Saved entries:
##############################

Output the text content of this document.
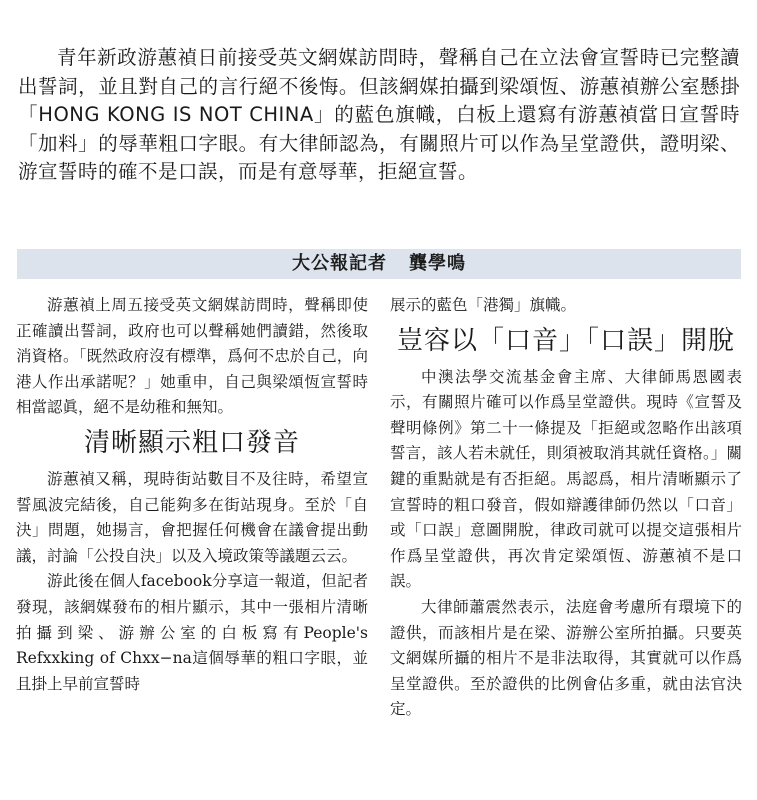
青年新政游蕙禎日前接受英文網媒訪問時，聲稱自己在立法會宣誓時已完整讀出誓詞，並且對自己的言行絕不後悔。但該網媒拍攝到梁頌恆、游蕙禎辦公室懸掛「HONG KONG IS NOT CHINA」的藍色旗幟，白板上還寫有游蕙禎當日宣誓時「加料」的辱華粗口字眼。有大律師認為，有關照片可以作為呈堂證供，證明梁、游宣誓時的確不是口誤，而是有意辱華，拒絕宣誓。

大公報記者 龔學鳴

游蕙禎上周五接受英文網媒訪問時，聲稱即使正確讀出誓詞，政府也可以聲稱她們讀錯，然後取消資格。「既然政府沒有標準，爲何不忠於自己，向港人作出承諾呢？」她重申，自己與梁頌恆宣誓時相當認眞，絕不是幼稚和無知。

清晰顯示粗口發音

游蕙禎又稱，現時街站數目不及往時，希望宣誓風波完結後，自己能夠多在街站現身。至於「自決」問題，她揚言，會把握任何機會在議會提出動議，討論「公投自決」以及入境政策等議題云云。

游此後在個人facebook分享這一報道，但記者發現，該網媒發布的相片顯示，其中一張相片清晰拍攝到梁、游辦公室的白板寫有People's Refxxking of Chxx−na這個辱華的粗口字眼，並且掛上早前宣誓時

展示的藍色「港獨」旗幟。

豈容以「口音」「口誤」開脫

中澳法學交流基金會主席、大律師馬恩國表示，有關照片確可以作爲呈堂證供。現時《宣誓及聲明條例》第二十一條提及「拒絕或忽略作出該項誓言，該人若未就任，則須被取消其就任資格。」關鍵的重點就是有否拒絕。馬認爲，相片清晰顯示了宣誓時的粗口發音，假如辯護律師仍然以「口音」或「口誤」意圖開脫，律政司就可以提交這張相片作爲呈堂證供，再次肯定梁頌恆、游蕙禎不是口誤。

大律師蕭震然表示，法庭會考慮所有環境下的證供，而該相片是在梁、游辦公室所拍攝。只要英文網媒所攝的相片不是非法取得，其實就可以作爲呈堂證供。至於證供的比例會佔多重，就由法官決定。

##############################

» **TASK REQUIREMENTS**: Repeat the data in full and exactly. Omit pictures.

» **TASK RESULT**:
Output the text content of this document.
青年新政游蕙禎日前接受英文網媒訪問時，聲稱自己在立法會宣誓時已完整讀出誓詞，並且對自己的言行絕不後悔。但該網媒拍攝到梁頌恆、游蕙禎辦公室懸掛「HONG KONG IS NOT CHINA」的藍色旗幟，白板上還寫有游蕙禎當日宣誓時「加料」的辱華粗口字眼。有大律師認為，有關照片可以作為呈堂證供，證明梁、游宣誓時的確不是口誤，而是有意辱華，拒絕宣誓。

大公報記者 龔學鳴

游蕙禎上周五接受英文網媒訪問時，聲稱即使正確讀出誓詞，政府也可以聲稱她們讀錯，然後取消資格。「既然政府沒有標準，爲何不忠於自己，向港人作出承諾呢？」她重申，自己與梁頌恆宣誓時相當認眞，絕不是幼稚和無知。

清晰顯示粗口發音

游蕙禎又稱，現時街站數目不及往時，希望宣誓風波完結後，自己能夠多在街站現身。至於「自決」問題，她揚言，會把握任何機會在議會提出動議，討論「公投自決」以及入境政策等議題云云。

游此後在個人facebook分享這一報道，但記者發現，該網媒發布的相片顯示，其中一張相片清晰拍攝到梁、游辦公室的白板寫有People's Refxxking of Chxx−na這個辱華的粗口字眼，並且掛上早前宣誓時

展示的藍色「港獨」旗幟。

豈容以「口音」「口誤」開脫

中澳法學交流基金會主席、大律師馬恩國表示，有關照片確可以作爲呈堂證供。現時《宣誓及聲明條例》第二十一條提及「拒絕或忽略作出該項誓言，該人若未就任，則須被取消其就任資格。」關鍵的重點就是有否拒絕。馬認爲，相片清晰顯示了宣誓時的粗口發音，假如辯護律師仍然以「口音」或「口誤」意圖開脫，律政司就可以提交這張相片作爲呈堂證供，再次肯定梁頌恆、游蕙禎不是口誤。

大律師蕭震然表示，法庭會考慮所有環境下的證供，而該相片是在梁、游辦公室所拍攝。只要英文網媒所攝的相片不是非法取得，其實就可以作爲呈堂證供。至於證供的比例會佔多重，就由法官決定。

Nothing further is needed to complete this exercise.